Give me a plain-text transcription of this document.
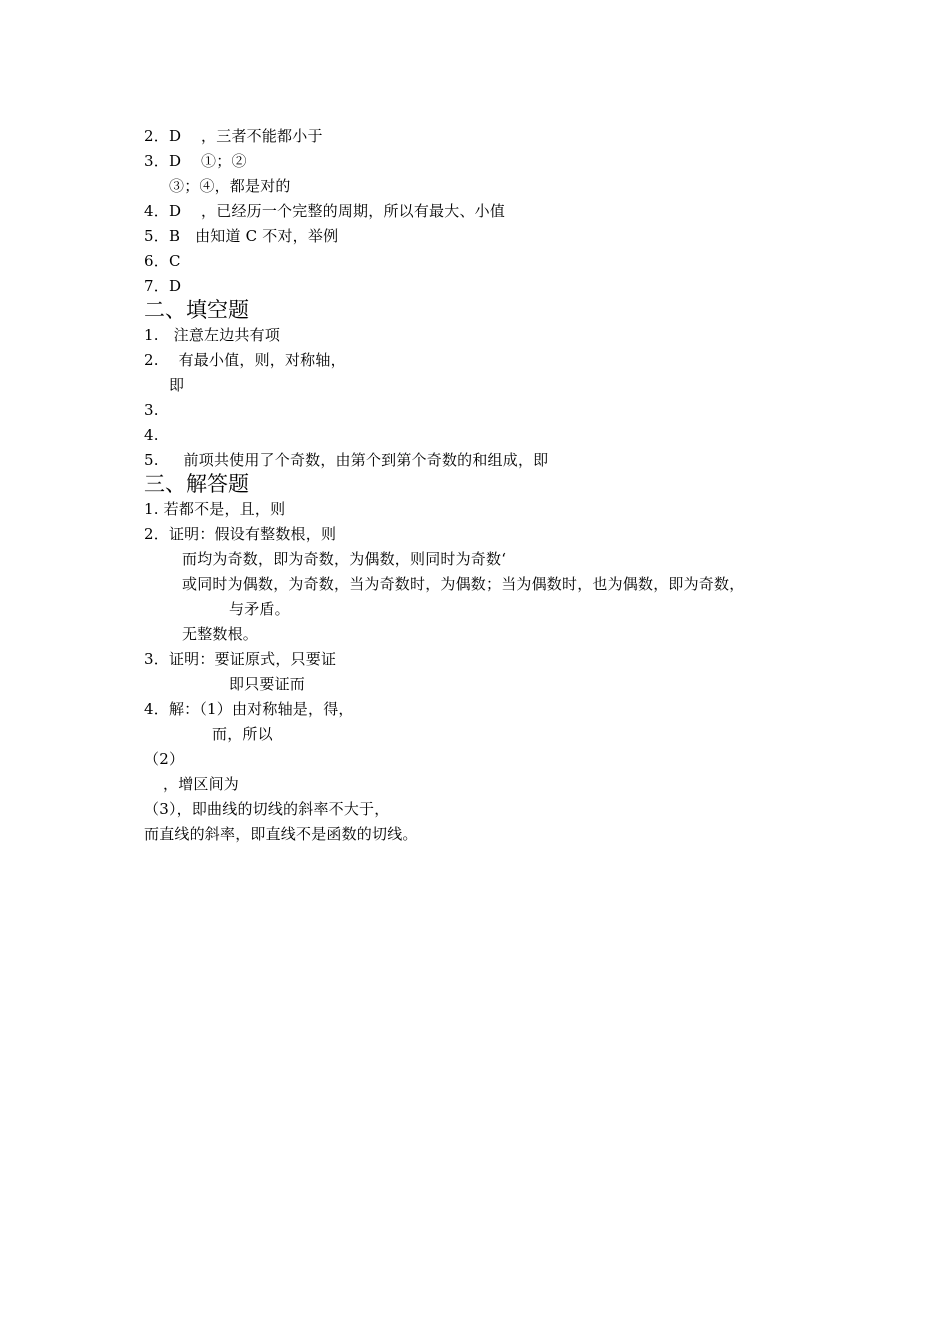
2．D    ，三者不能都小于
3．D    ①；②
③；④，都是对的
4．D    ，已经历一个完整的周期，所以有最大、小值
5．B   由知道 C 不对，举例
6．C
7．D
二、填空题
1.   注意左边共有项
2.    有最小值，则，对称轴，
即
3.
4.
5.     前项共使用了个奇数，由第个到第个奇数的和组成，即
三、解答题
1. 若都不是，且，则
2．证明：假设有整数根，则
而均为奇数，即为奇数，为偶数，则同时为奇数‘
或同时为偶数，为奇数，当为奇数时，为偶数；当为偶数时，也为偶数，即为奇数，
与矛盾。
无整数根。
3．证明：要证原式，只要证
即只要证而
4．解：（1）由对称轴是，得，
而，所以
（2）
，增区间为
（3），即曲线的切线的斜率不大于，
而直线的斜率，即直线不是函数的切线。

=-=-=

§ Task
Copy the entries above faithfully and omit every image.

§ Task solution
Give me a plain-text transcription of this document.
2．D    ，三者不能都小于
3．D    ①；②
③；④，都是对的
4．D    ，已经历一个完整的周期，所以有最大、小值
5．B   由知道 C 不对，举例
6．C
7．D
二、填空题
1.   注意左边共有项
2.    有最小值，则，对称轴，
即
3.
4.
5.     前项共使用了个奇数，由第个到第个奇数的和组成，即
三、解答题
1. 若都不是，且，则
2．证明：假设有整数根，则
而均为奇数，即为奇数，为偶数，则同时为奇数‘
或同时为偶数，为奇数，当为奇数时，为偶数；当为偶数时，也为偶数，即为奇数，
与矛盾。
无整数根。
3．证明：要证原式，只要证
即只要证而
4．解：（1）由对称轴是，得，
而，所以
（2）
，增区间为
（3），即曲线的切线的斜率不大于，
而直线的斜率，即直线不是函数的切线。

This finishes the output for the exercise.